* _Directions_:
Your task is to copy the material exactly.

* _Some records_:
####

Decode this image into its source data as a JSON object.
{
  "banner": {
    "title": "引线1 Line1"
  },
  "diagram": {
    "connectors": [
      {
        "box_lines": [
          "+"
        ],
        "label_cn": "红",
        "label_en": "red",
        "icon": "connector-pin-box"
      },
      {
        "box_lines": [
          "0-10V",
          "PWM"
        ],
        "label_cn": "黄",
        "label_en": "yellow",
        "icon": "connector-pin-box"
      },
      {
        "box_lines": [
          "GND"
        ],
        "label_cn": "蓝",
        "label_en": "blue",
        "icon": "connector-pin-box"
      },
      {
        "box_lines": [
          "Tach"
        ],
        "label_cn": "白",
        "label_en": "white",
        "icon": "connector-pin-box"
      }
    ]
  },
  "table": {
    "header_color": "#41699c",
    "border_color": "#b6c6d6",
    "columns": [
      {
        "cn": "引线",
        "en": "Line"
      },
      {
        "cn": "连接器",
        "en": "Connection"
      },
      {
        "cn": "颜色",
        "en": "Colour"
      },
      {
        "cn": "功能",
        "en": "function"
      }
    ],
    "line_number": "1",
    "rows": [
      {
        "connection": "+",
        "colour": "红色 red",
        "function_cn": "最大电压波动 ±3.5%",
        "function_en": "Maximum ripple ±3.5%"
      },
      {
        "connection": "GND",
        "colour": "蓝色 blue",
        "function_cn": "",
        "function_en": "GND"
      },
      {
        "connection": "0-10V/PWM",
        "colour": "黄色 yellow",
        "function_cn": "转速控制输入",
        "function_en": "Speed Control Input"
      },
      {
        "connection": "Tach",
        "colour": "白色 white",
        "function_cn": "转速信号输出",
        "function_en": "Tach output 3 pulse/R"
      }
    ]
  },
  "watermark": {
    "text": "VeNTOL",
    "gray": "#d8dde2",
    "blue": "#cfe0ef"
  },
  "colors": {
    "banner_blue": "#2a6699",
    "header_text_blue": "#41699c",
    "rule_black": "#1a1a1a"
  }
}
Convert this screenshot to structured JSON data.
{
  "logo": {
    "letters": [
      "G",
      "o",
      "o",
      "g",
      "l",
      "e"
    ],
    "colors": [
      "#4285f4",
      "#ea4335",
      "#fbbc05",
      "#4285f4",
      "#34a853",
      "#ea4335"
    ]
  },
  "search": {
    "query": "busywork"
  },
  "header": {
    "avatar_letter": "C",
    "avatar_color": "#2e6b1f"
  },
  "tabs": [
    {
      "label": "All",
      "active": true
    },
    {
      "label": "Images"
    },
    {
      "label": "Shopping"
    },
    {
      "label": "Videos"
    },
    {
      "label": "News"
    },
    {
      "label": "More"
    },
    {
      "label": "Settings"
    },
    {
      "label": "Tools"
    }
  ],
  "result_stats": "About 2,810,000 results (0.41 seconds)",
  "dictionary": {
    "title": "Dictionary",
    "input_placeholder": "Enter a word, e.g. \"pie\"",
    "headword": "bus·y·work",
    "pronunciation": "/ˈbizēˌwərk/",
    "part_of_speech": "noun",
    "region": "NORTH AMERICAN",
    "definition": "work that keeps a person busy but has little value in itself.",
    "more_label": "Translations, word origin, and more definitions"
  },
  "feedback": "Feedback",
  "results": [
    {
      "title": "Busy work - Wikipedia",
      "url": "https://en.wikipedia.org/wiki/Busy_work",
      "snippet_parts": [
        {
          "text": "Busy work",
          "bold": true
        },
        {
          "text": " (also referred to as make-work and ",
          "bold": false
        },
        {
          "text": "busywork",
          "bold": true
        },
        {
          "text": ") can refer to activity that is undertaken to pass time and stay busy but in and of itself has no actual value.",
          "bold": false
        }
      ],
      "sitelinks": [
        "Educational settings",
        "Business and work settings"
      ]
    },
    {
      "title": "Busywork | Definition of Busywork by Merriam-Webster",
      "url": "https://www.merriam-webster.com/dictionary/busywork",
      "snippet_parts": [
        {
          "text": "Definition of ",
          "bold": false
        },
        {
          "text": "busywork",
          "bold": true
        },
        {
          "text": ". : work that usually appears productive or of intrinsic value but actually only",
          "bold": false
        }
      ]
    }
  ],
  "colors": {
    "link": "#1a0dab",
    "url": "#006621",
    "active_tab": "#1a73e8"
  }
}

####

* _Final result_:
Decode this image into its source data as a JSON object.
{
  "banner": {
    "title": "引线1 Line1"
  },
  "diagram": {
    "connectors": [
      {
        "box_lines": [
          "+"
        ],
        "label_cn": "红",
        "label_en": "red",
        "icon": "connector-pin-box"
      },
      {
        "box_lines": [
          "0-10V",
          "PWM"
        ],
        "label_cn": "黄",
        "label_en": "yellow",
        "icon": "connector-pin-box"
      },
      {
        "box_lines": [
          "GND"
        ],
        "label_cn": "蓝",
        "label_en": "blue",
        "icon": "connector-pin-box"
      },
      {
        "box_lines": [
          "Tach"
        ],
        "label_cn": "白",
        "label_en": "white",
        "icon": "connector-pin-box"
      }
    ]
  },
  "table": {
    "header_color": "#41699c",
    "border_color": "#b6c6d6",
    "columns": [
      {
        "cn": "引线",
        "en": "Line"
      },
      {
        "cn": "连接器",
        "en": "Connection"
      },
      {
        "cn": "颜色",
        "en": "Colour"
      },
      {
        "cn": "功能",
        "en": "function"
      }
    ],
    "line_number": "1",
    "rows": [
      {
        "connection": "+",
        "colour": "红色 red",
        "function_cn": "最大电压波动 ±3.5%",
        "function_en": "Maximum ripple ±3.5%"
      },
      {
        "connection": "GND",
        "colour": "蓝色 blue",
        "function_cn": "",
        "function_en": "GND"
      },
      {
        "connection": "0-10V/PWM",
        "colour": "黄色 yellow",
        "function_cn": "转速控制输入",
        "function_en": "Speed Control Input"
      },
      {
        "connection": "Tach",
        "colour": "白色 white",
        "function_cn": "转速信号输出",
        "function_en": "Tach output 3 pulse/R"
      }
    ]
  },
  "watermark": {
    "text": "VeNTOL",
    "gray": "#d8dde2",
    "blue": "#cfe0ef"
  },
  "colors": {
    "banner_blue": "#2a6699",
    "header_text_blue": "#41699c",
    "rule_black": "#1a1a1a"
  }
}
Convert this screenshot to structured JSON data.
{
  "logo": {
    "letters": [
      "G",
      "o",
      "o",
      "g",
      "l",
      "e"
    ],
    "colors": [
      "#4285f4",
      "#ea4335",
      "#fbbc05",
      "#4285f4",
      "#34a853",
      "#ea4335"
    ]
  },
  "search": {
    "query": "busywork"
  },
  "header": {
    "avatar_letter": "C",
    "avatar_color": "#2e6b1f"
  },
  "tabs": [
    {
      "label": "All",
      "active": true
    },
    {
      "label": "Images"
    },
    {
      "label": "Shopping"
    },
    {
      "label": "Videos"
    },
    {
      "label": "News"
    },
    {
      "label": "More"
    },
    {
      "label": "Settings"
    },
    {
      "label": "Tools"
    }
  ],
  "result_stats": "About 2,810,000 results (0.41 seconds)",
  "dictionary": {
    "title": "Dictionary",
    "input_placeholder": "Enter a word, e.g. \"pie\"",
    "headword": "bus·y·work",
    "pronunciation": "/ˈbizēˌwərk/",
    "part_of_speech": "noun",
    "region": "NORTH AMERICAN",
    "definition": "work that keeps a person busy but has little value in itself.",
    "more_label": "Translations, word origin, and more definitions"
  },
  "feedback": "Feedback",
  "results": [
    {
      "title": "Busy work - Wikipedia",
      "url": "https://en.wikipedia.org/wiki/Busy_work",
      "snippet_parts": [
        {
          "text": "Busy work",
          "bold": true
        },
        {
          "text": " (also referred to as make-work and ",
          "bold": false
        },
        {
          "text": "busywork",
          "bold": true
        },
        {
          "text": ") can refer to activity that is undertaken to pass time and stay busy but in and of itself has no actual value.",
          "bold": false
        }
      ],
      "sitelinks": [
        "Educational settings",
        "Business and work settings"
      ]
    },
    {
      "title": "Busywork | Definition of Busywork by Merriam-Webster",
      "url": "https://www.merriam-webster.com/dictionary/busywork",
      "snippet_parts": [
        {
          "text": "Definition of ",
          "bold": false
        },
        {
          "text": "busywork",
          "bold": true
        },
        {
          "text": ". : work that usually appears productive or of intrinsic value but actually only",
          "bold": false
        }
      ]
    }
  ],
  "colors": {
    "link": "#1a0dab",
    "url": "#006621",
    "active_tab": "#1a73e8"
  }
}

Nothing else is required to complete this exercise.